Every line containing the word "true" needs to be found and copied.

Dataset items
################
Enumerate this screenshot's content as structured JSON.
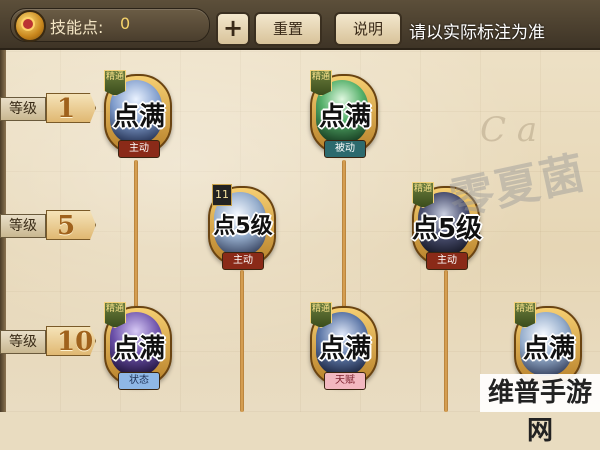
{
  "header": {
    "skill_points_label": "技能点:",
    "skill_points_value": "0",
    "add_label": "+",
    "reset_label": "重置",
    "explain_label": "说明",
    "note": "请以实际标注为准"
  },
  "levels": [
    {
      "tag": "等级",
      "value": "1"
    },
    {
      "tag": "等级",
      "value": "5"
    },
    {
      "tag": "等级",
      "value": "10"
    }
  ],
  "skills": [
    {
      "badge": "精通",
      "status": "点满",
      "type": "主动",
      "icon": "ice-spirit-icon"
    },
    {
      "badge": "精通",
      "status": "点满",
      "type": "被动",
      "icon": "green-spirit-icon"
    },
    {
      "badge": "11",
      "status": "点5级",
      "type": "主动",
      "icon": "frost-claw-icon"
    },
    {
      "badge": "精通",
      "status": "点5级",
      "type": "主动",
      "icon": "shadow-beast-icon"
    },
    {
      "badge": "精通",
      "status": "点满",
      "type": "状态",
      "icon": "purple-veil-icon"
    },
    {
      "badge": "精通",
      "status": "点满",
      "type": "天赋",
      "icon": "blue-arch-icon"
    },
    {
      "badge": "精通",
      "status": "点满",
      "type": "",
      "icon": "frost-wing-icon"
    }
  ],
  "watermarks": {
    "overlay": "零夏菌",
    "corner": "维普手游网"
  },
  "colors": {
    "active": "#8a2a18",
    "passive": "#2c6a6e",
    "state": "#8fb7e6",
    "talent": "#f2b8c0",
    "level_number": "#a0621c"
  }
}
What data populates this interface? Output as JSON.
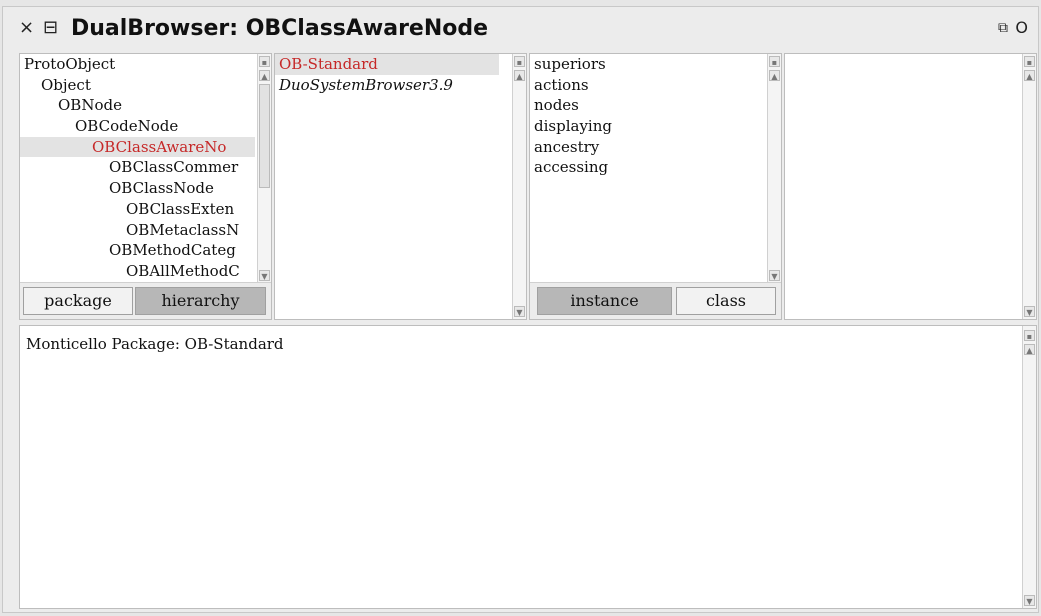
{
  "window": {
    "title": "DualBrowser: OBClassAwareNode",
    "close_glyph": "×",
    "menu_glyph": "⊟",
    "collapse_glyph": "⧉",
    "expand_glyph": "O"
  },
  "class_pane": {
    "items": [
      {
        "label": "ProtoObject",
        "indent": 0,
        "selected": false
      },
      {
        "label": "Object",
        "indent": 1,
        "selected": false
      },
      {
        "label": "OBNode",
        "indent": 2,
        "selected": false
      },
      {
        "label": "OBCodeNode",
        "indent": 3,
        "selected": false
      },
      {
        "label": "OBClassAwareNo",
        "indent": 4,
        "selected": true
      },
      {
        "label": "OBClassCommer",
        "indent": 5,
        "selected": false
      },
      {
        "label": "OBClassNode",
        "indent": 5,
        "selected": false
      },
      {
        "label": "OBClassExten",
        "indent": 6,
        "selected": false
      },
      {
        "label": "OBMetaclassN",
        "indent": 6,
        "selected": false
      },
      {
        "label": "OBMethodCateg",
        "indent": 5,
        "selected": false
      },
      {
        "label": "OBAllMethodC",
        "indent": 6,
        "selected": false
      }
    ],
    "buttons": {
      "package": "package",
      "hierarchy": "hierarchy"
    },
    "active_button": "hierarchy"
  },
  "package_pane": {
    "items": [
      {
        "label": "OB-Standard",
        "selected": true,
        "italic": false
      },
      {
        "label": "DuoSystemBrowser3.9",
        "selected": false,
        "italic": true
      }
    ]
  },
  "protocol_pane": {
    "items": [
      "superiors",
      "actions",
      "nodes",
      "displaying",
      "ancestry",
      "accessing"
    ],
    "buttons": {
      "instance": "instance",
      "class": "class"
    },
    "active_button": "instance"
  },
  "code_pane": {
    "text": "Monticello Package: OB-Standard"
  },
  "colors": {
    "selection_text": "#c62828",
    "active_toggle": "#b7b7b7"
  }
}
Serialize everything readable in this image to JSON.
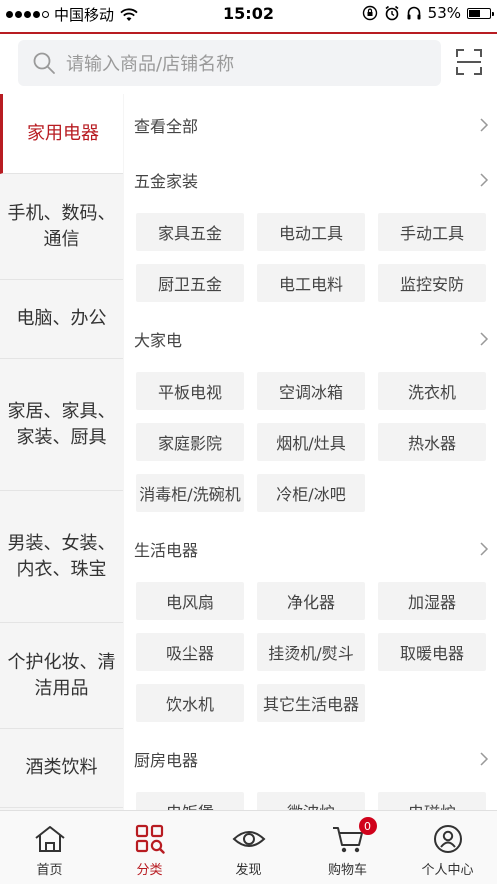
################
__Finished answer__.
        "selected": true
        "selected": true,
        "italic": true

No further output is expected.